### Set exercise
Print the entries that appear below, exactly as written and without their pictures.

### Entries supplied
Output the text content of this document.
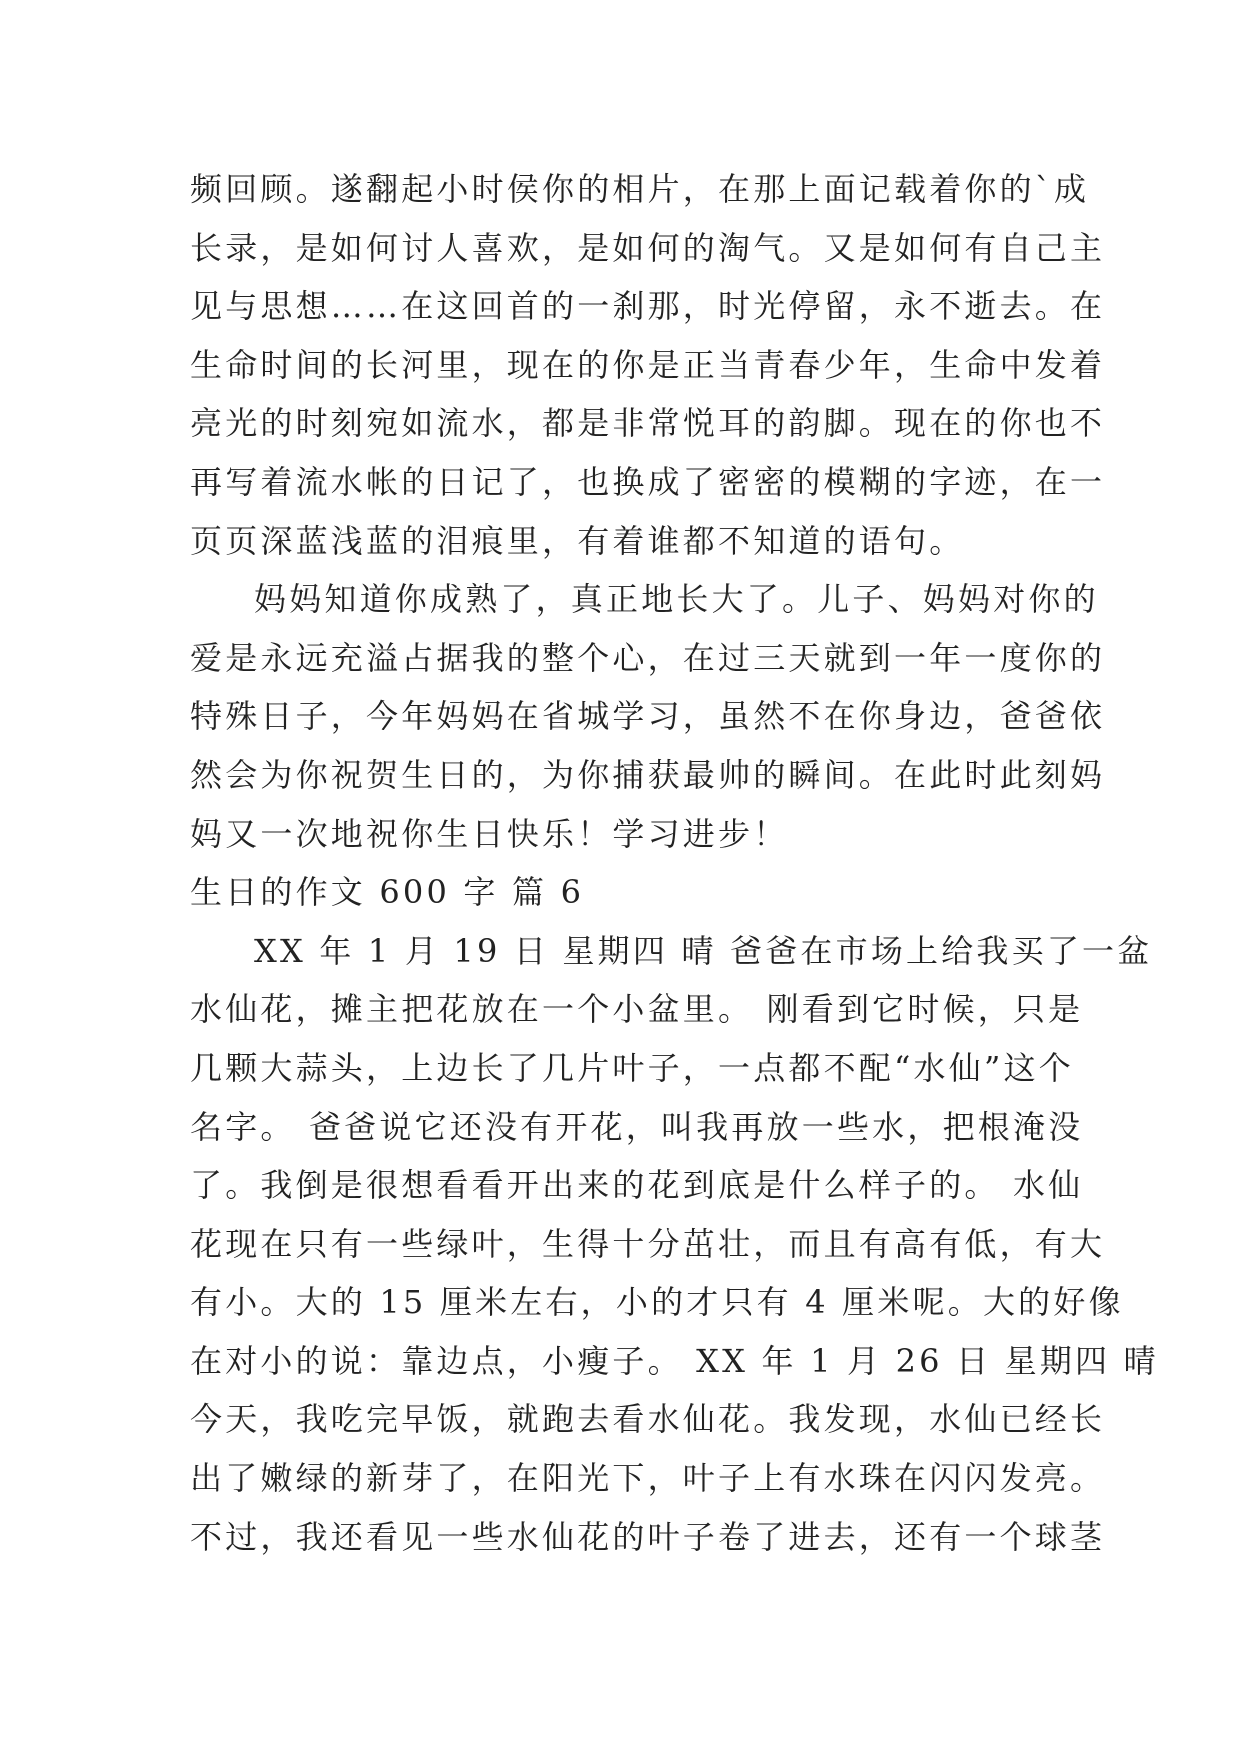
频回顾。遂翻起小时侯你的相片，在那上面记载着你的`成
长录，是如何讨人喜欢，是如何的淘气。又是如何有自己主
见与思想……在这回首的一刹那，时光停留，永不逝去。在
生命时间的长河里，现在的你是正当青春少年，生命中发着
亮光的时刻宛如流水，都是非常悦耳的韵脚。现在的你也不
再写着流水帐的日记了，也换成了密密的模糊的字迹，在一
页页深蓝浅蓝的泪痕里，有着谁都不知道的语句。
妈妈知道你成熟了，真正地长大了。儿子、妈妈对你的
爱是永远充溢占据我的整个心，在过三天就到一年一度你的
特殊日子，今年妈妈在省城学习，虽然不在你身边，爸爸依
然会为你祝贺生日的，为你捕获最帅的瞬间。在此时此刻妈
妈又一次地祝你生日快乐！学习进步！
生日的作文 600 字 篇 6
XX 年 1 月 19 日 星期四 晴 爸爸在市场上给我买了一盆
水仙花，摊主把花放在一个小盆里。 刚看到它时候，只是
几颗大蒜头，上边长了几片叶子，一点都不配“水仙”这个
名字。 爸爸说它还没有开花，叫我再放一些水，把根淹没
了。我倒是很想看看开出来的花到底是什么样子的。 水仙
花现在只有一些绿叶，生得十分茁壮，而且有高有低，有大
有小。大的 15 厘米左右，小的才只有 4 厘米呢。大的好像
在对小的说：靠边点，小瘦子。 XX 年 1 月 26 日 星期四 晴
今天，我吃完早饭，就跑去看水仙花。我发现，水仙已经长
出了嫩绿的新芽了，在阳光下，叶子上有水珠在闪闪发亮。
不过，我还看见一些水仙花的叶子卷了进去，还有一个球茎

### Finished answer
Output the text content of this document.
频回顾。遂翻起小时侯你的相片，在那上面记载着你的`成
长录，是如何讨人喜欢，是如何的淘气。又是如何有自己主
见与思想……在这回首的一刹那，时光停留，永不逝去。在
生命时间的长河里，现在的你是正当青春少年，生命中发着
亮光的时刻宛如流水，都是非常悦耳的韵脚。现在的你也不
再写着流水帐的日记了，也换成了密密的模糊的字迹，在一
页页深蓝浅蓝的泪痕里，有着谁都不知道的语句。
妈妈知道你成熟了，真正地长大了。儿子、妈妈对你的
爱是永远充溢占据我的整个心，在过三天就到一年一度你的
特殊日子，今年妈妈在省城学习，虽然不在你身边，爸爸依
然会为你祝贺生日的，为你捕获最帅的瞬间。在此时此刻妈
妈又一次地祝你生日快乐！学习进步！
生日的作文 600 字 篇 6
XX 年 1 月 19 日 星期四 晴 爸爸在市场上给我买了一盆
水仙花，摊主把花放在一个小盆里。 刚看到它时候，只是
几颗大蒜头，上边长了几片叶子，一点都不配“水仙”这个
名字。 爸爸说它还没有开花，叫我再放一些水，把根淹没
了。我倒是很想看看开出来的花到底是什么样子的。 水仙
花现在只有一些绿叶，生得十分茁壮，而且有高有低，有大
有小。大的 15 厘米左右，小的才只有 4 厘米呢。大的好像
在对小的说：靠边点，小瘦子。 XX 年 1 月 26 日 星期四 晴
今天，我吃完早饭，就跑去看水仙花。我发现，水仙已经长
出了嫩绿的新芽了，在阳光下，叶子上有水珠在闪闪发亮。
不过，我还看见一些水仙花的叶子卷了进去，还有一个球茎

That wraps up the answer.